- [WHAT YOU ARE ASKED TO DO] Collect each line of the records containing the string "Give".

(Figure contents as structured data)
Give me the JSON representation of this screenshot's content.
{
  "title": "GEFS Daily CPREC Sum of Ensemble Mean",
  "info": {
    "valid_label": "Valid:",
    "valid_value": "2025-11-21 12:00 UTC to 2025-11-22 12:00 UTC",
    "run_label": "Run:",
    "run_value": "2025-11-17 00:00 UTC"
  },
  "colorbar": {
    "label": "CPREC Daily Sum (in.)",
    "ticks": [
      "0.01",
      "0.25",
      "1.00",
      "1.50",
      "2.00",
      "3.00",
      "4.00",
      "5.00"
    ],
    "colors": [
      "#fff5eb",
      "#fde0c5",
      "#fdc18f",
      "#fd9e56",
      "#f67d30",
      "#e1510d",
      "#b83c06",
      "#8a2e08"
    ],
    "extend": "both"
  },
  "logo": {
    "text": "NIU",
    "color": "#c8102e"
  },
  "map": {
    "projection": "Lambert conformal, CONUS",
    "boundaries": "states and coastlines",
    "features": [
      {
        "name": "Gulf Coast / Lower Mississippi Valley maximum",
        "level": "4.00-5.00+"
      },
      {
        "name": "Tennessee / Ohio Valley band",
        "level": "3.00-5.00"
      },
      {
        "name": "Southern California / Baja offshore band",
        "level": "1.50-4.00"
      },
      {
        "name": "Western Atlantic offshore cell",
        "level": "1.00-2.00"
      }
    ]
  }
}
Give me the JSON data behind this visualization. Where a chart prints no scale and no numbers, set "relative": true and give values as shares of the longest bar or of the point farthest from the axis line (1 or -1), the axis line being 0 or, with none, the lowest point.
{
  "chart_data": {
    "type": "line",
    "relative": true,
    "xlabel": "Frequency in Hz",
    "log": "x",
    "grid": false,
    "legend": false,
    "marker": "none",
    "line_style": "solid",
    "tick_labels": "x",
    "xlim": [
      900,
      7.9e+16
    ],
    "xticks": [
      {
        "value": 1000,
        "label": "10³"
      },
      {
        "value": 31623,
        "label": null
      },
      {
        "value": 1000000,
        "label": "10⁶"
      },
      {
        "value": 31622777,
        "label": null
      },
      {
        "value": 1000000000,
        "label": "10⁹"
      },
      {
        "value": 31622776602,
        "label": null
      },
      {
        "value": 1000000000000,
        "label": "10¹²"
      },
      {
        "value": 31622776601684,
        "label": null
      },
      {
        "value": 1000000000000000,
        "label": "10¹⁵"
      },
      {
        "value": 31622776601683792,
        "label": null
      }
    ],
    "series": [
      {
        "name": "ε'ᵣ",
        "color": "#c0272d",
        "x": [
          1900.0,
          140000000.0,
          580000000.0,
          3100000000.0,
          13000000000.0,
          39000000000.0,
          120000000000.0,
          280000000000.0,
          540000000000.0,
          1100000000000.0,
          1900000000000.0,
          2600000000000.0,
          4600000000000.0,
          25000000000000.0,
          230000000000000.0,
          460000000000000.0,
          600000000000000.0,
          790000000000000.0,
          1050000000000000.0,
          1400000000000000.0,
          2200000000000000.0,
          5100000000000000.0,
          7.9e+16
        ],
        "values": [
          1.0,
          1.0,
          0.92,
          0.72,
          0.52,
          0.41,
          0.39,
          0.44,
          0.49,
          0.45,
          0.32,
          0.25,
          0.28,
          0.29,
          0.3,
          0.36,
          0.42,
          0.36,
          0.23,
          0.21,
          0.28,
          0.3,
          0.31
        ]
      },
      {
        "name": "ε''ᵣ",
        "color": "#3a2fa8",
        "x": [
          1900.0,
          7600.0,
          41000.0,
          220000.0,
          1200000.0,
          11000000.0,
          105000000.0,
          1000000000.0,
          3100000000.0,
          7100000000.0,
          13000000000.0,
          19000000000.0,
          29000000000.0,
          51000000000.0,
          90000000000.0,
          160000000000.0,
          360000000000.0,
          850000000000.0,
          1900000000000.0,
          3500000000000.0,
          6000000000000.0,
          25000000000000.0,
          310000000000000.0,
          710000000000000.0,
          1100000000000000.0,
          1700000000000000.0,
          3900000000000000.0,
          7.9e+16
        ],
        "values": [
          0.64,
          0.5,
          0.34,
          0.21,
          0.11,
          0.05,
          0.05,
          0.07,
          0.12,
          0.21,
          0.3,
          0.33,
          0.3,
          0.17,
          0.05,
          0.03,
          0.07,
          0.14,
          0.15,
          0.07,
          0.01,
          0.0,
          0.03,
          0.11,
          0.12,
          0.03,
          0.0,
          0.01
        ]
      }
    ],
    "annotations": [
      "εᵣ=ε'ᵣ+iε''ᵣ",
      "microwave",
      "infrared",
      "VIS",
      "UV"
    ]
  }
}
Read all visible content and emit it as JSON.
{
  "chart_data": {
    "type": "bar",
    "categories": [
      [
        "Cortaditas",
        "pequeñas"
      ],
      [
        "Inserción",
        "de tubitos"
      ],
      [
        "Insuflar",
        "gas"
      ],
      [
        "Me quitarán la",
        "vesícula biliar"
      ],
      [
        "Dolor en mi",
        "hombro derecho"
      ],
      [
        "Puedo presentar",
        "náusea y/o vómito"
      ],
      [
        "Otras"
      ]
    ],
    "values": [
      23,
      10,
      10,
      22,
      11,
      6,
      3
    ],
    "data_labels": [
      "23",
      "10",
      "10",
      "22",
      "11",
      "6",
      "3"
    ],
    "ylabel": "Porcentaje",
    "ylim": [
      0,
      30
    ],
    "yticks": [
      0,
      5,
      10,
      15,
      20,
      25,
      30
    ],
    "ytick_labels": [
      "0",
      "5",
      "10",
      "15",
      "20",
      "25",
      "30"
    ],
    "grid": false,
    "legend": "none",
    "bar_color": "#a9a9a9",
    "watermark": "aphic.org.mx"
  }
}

- [COMPLETE OUTPUT]
Give me the JSON representation of this screenshot's content.
Give me the JSON data behind this visualization. Where a chart prints no scale and no numbers, set "relative": true and give values as shares of the longest bar or of the point farthest from the axis line (1 or -1), the axis line being 0 or, with none, the lowest point.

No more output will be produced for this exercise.